::: PROVIDED ENTRIES

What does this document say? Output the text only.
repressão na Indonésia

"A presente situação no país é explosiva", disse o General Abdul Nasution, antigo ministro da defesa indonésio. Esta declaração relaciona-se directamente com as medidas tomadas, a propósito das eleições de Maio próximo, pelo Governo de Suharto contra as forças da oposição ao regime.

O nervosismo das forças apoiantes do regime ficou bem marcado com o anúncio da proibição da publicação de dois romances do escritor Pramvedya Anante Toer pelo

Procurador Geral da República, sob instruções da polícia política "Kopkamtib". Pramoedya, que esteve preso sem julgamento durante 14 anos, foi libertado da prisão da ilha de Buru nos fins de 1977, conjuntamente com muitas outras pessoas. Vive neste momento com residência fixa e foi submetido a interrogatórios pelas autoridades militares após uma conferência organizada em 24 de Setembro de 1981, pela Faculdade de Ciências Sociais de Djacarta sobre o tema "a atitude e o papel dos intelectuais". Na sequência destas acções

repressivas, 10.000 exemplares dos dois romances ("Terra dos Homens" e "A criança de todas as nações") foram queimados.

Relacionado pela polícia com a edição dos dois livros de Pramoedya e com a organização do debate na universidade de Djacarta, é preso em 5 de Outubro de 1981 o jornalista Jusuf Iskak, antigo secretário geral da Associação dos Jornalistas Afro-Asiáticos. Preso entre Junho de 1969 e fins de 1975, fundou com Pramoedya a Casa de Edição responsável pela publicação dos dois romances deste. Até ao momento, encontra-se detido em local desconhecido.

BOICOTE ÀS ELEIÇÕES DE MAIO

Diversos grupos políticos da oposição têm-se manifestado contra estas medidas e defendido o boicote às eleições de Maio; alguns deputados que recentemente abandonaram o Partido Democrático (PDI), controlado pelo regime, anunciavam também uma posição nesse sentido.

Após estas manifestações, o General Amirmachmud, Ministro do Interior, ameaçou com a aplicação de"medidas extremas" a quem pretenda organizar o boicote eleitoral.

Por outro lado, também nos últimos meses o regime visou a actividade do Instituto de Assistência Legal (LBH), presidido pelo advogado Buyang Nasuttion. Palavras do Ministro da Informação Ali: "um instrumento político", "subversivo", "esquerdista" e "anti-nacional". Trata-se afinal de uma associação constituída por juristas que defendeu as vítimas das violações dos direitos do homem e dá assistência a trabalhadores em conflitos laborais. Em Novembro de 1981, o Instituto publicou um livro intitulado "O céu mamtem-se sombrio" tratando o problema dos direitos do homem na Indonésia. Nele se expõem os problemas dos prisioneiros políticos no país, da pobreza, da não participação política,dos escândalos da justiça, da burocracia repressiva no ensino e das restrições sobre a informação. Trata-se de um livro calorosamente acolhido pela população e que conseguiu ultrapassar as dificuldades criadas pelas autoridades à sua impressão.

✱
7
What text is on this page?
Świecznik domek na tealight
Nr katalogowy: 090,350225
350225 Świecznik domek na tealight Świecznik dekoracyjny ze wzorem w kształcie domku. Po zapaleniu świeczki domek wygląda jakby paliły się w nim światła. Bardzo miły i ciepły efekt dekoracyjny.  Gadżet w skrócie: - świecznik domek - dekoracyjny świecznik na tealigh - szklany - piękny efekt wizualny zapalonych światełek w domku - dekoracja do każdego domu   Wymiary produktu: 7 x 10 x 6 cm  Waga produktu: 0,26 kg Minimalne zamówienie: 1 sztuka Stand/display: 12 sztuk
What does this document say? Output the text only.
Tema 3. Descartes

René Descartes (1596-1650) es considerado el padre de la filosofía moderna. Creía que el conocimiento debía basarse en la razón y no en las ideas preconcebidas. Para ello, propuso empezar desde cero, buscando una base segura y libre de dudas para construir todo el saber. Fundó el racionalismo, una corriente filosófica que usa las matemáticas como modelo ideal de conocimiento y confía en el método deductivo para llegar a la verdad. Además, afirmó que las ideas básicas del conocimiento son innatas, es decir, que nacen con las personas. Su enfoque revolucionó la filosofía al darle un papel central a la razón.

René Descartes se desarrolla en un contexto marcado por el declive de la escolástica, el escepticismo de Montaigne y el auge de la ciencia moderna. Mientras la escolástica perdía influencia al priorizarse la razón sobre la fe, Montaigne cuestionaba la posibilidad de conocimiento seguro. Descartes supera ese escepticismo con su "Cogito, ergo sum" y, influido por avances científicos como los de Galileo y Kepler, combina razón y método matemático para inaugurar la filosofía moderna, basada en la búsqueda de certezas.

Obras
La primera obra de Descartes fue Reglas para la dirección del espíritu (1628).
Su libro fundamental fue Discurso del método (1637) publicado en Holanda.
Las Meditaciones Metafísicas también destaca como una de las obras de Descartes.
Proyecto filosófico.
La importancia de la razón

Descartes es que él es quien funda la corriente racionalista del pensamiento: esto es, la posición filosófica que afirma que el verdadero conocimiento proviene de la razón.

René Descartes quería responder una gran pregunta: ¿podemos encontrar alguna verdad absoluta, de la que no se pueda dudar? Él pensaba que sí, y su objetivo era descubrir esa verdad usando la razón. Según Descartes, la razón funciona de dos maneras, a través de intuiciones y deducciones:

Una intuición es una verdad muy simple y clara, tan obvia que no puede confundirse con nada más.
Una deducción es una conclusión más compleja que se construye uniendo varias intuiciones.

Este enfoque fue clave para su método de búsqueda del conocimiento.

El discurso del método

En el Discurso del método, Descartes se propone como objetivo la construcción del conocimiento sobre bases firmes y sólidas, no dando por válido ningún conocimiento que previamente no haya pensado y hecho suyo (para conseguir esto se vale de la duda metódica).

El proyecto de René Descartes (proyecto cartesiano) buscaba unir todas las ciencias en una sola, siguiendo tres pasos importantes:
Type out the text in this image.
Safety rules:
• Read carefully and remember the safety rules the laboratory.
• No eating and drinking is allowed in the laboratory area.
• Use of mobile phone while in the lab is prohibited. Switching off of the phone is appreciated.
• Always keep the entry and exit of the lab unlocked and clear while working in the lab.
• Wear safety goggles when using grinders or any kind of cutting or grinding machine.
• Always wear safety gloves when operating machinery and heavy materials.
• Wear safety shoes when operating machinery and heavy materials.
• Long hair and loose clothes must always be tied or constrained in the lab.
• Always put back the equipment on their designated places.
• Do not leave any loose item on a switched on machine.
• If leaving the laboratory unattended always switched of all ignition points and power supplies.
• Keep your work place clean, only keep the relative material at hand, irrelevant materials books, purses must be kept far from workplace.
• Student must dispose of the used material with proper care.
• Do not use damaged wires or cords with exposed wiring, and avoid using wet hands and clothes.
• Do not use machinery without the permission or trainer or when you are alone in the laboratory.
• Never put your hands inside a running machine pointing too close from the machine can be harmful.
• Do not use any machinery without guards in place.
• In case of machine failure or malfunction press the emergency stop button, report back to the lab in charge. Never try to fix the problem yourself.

::::::

— TASK TO COMPLETE —
Produce an exact copy of every entry above.

— FINAL RESULT —
What does this document say? Output the text only.
repressão na Indonésia

"A presente situação no país é explosiva", disse o General Abdul Nasution, antigo ministro da defesa indonésio. Esta declaração relaciona-se directamente com as medidas tomadas, a propósito das eleições de Maio próximo, pelo Governo de Suharto contra as forças da oposição ao regime.

O nervosismo das forças apoiantes do regime ficou bem marcado com o anúncio da proibição da publicação de dois romances do escritor Pramvedya Anante Toer pelo

Procurador Geral da República, sob instruções da polícia política "Kopkamtib". Pramoedya, que esteve preso sem julgamento durante 14 anos, foi libertado da prisão da ilha de Buru nos fins de 1977, conjuntamente com muitas outras pessoas. Vive neste momento com residência fixa e foi submetido a interrogatórios pelas autoridades militares após uma conferência organizada em 24 de Setembro de 1981, pela Faculdade de Ciências Sociais de Djacarta sobre o tema "a atitude e o papel dos intelectuais". Na sequência destas acções

repressivas, 10.000 exemplares dos dois romances ("Terra dos Homens" e "A criança de todas as nações") foram queimados.

Relacionado pela polícia com a edição dos dois livros de Pramoedya e com a organização do debate na universidade de Djacarta, é preso em 5 de Outubro de 1981 o jornalista Jusuf Iskak, antigo secretário geral da Associação dos Jornalistas Afro-Asiáticos. Preso entre Junho de 1969 e fins de 1975, fundou com Pramoedya a Casa de Edição responsável pela publicação dos dois romances deste. Até ao momento, encontra-se detido em local desconhecido.

BOICOTE ÀS ELEIÇÕES DE MAIO

Diversos grupos políticos da oposição têm-se manifestado contra estas medidas e defendido o boicote às eleições de Maio; alguns deputados que recentemente abandonaram o Partido Democrático (PDI), controlado pelo regime, anunciavam também uma posição nesse sentido.

Após estas manifestações, o General Amirmachmud, Ministro do Interior, ameaçou com a aplicação de"medidas extremas" a quem pretenda organizar o boicote eleitoral.

Por outro lado, também nos últimos meses o regime visou a actividade do Instituto de Assistência Legal (LBH), presidido pelo advogado Buyang Nasuttion. Palavras do Ministro da Informação Ali: "um instrumento político", "subversivo", "esquerdista" e "anti-nacional". Trata-se afinal de uma associação constituída por juristas que defendeu as vítimas das violações dos direitos do homem e dá assistência a trabalhadores em conflitos laborais. Em Novembro de 1981, o Instituto publicou um livro intitulado "O céu mamtem-se sombrio" tratando o problema dos direitos do homem na Indonésia. Nele se expõem os problemas dos prisioneiros políticos no país, da pobreza, da não participação política,dos escândalos da justiça, da burocracia repressiva no ensino e das restrições sobre a informação. Trata-se de um livro calorosamente acolhido pela população e que conseguiu ultrapassar as dificuldades criadas pelas autoridades à sua impressão.

✱
7
What text is on this page?
Świecznik domek na tealight
Nr katalogowy: 090,350225
350225 Świecznik domek na tealight Świecznik dekoracyjny ze wzorem w kształcie domku. Po zapaleniu świeczki domek wygląda jakby paliły się w nim światła. Bardzo miły i ciepły efekt dekoracyjny.  Gadżet w skrócie: - świecznik domek - dekoracyjny świecznik na tealigh - szklany - piękny efekt wizualny zapalonych światełek w domku - dekoracja do każdego domu   Wymiary produktu: 7 x 10 x 6 cm  Waga produktu: 0,26 kg Minimalne zamówienie: 1 sztuka Stand/display: 12 sztuk
What does this document say? Output the text only.
Tema 3. Descartes

René Descartes (1596-1650) es considerado el padre de la filosofía moderna. Creía que el conocimiento debía basarse en la razón y no en las ideas preconcebidas. Para ello, propuso empezar desde cero, buscando una base segura y libre de dudas para construir todo el saber. Fundó el racionalismo, una corriente filosófica que usa las matemáticas como modelo ideal de conocimiento y confía en el método deductivo para llegar a la verdad. Además, afirmó que las ideas básicas del conocimiento son innatas, es decir, que nacen con las personas. Su enfoque revolucionó la filosofía al darle un papel central a la razón.

René Descartes se desarrolla en un contexto marcado por el declive de la escolástica, el escepticismo de Montaigne y el auge de la ciencia moderna. Mientras la escolástica perdía influencia al priorizarse la razón sobre la fe, Montaigne cuestionaba la posibilidad de conocimiento seguro. Descartes supera ese escepticismo con su "Cogito, ergo sum" y, influido por avances científicos como los de Galileo y Kepler, combina razón y método matemático para inaugurar la filosofía moderna, basada en la búsqueda de certezas.

Obras
La primera obra de Descartes fue Reglas para la dirección del espíritu (1628).
Su libro fundamental fue Discurso del método (1637) publicado en Holanda.
Las Meditaciones Metafísicas también destaca como una de las obras de Descartes.
Proyecto filosófico.
La importancia de la razón

Descartes es que él es quien funda la corriente racionalista del pensamiento: esto es, la posición filosófica que afirma que el verdadero conocimiento proviene de la razón.

René Descartes quería responder una gran pregunta: ¿podemos encontrar alguna verdad absoluta, de la que no se pueda dudar? Él pensaba que sí, y su objetivo era descubrir esa verdad usando la razón. Según Descartes, la razón funciona de dos maneras, a través de intuiciones y deducciones:

Una intuición es una verdad muy simple y clara, tan obvia que no puede confundirse con nada más.
Una deducción es una conclusión más compleja que se construye uniendo varias intuiciones.

Este enfoque fue clave para su método de búsqueda del conocimiento.

El discurso del método

En el Discurso del método, Descartes se propone como objetivo la construcción del conocimiento sobre bases firmes y sólidas, no dando por válido ningún conocimiento que previamente no haya pensado y hecho suyo (para conseguir esto se vale de la duda metódica).

El proyecto de René Descartes (proyecto cartesiano) buscaba unir todas las ciencias en una sola, siguiendo tres pasos importantes:
Type out the text in this image.
Safety rules:
• Read carefully and remember the safety rules the laboratory.
• No eating and drinking is allowed in the laboratory area.
• Use of mobile phone while in the lab is prohibited. Switching off of the phone is appreciated.
• Always keep the entry and exit of the lab unlocked and clear while working in the lab.
• Wear safety goggles when using grinders or any kind of cutting or grinding machine.
• Always wear safety gloves when operating machinery and heavy materials.
• Wear safety shoes when operating machinery and heavy materials.
• Long hair and loose clothes must always be tied or constrained in the lab.
• Always put back the equipment on their designated places.
• Do not leave any loose item on a switched on machine.
• If leaving the laboratory unattended always switched of all ignition points and power supplies.
• Keep your work place clean, only keep the relative material at hand, irrelevant materials books, purses must be kept far from workplace.
• Student must dispose of the used material with proper care.
• Do not use damaged wires or cords with exposed wiring, and avoid using wet hands and clothes.
• Do not use machinery without the permission or trainer or when you are alone in the laboratory.
• Never put your hands inside a running machine pointing too close from the machine can be harmful.
• Do not use any machinery without guards in place.
• In case of machine failure or malfunction press the emergency stop button, report back to the lab in charge. Never try to fix the problem yourself.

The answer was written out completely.